§ **WHAT TO DO**:
What follows is a listing. Return every line of it exactly.

§ **GIVEN RECORDS**:
-------

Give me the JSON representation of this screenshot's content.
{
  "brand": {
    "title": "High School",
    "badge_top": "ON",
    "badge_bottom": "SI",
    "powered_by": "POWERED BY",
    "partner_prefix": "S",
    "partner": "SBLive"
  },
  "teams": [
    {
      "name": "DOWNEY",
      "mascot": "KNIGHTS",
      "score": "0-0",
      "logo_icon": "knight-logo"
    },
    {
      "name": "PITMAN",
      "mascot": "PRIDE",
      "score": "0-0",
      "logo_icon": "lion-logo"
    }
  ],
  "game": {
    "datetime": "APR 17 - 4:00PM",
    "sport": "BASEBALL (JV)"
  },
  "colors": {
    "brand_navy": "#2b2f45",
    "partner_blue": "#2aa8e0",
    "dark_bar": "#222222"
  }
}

-------

§ **REPLY TO THE EXERCISE**:
Give me the JSON representation of this screenshot's content.
{
  "brand": {
    "title": "High School",
    "badge_top": "ON",
    "badge_bottom": "SI",
    "powered_by": "POWERED BY",
    "partner_prefix": "S",
    "partner": "SBLive"
  },
  "teams": [
    {
      "name": "DOWNEY",
      "mascot": "KNIGHTS",
      "score": "0-0",
      "logo_icon": "knight-logo"
    },
    {
      "name": "PITMAN",
      "mascot": "PRIDE",
      "score": "0-0",
      "logo_icon": "lion-logo"
    }
  ],
  "game": {
    "datetime": "APR 17 - 4:00PM",
    "sport": "BASEBALL (JV)"
  },
  "colors": {
    "brand_navy": "#2b2f45",
    "partner_blue": "#2aa8e0",
    "dark_bar": "#222222"
  }
}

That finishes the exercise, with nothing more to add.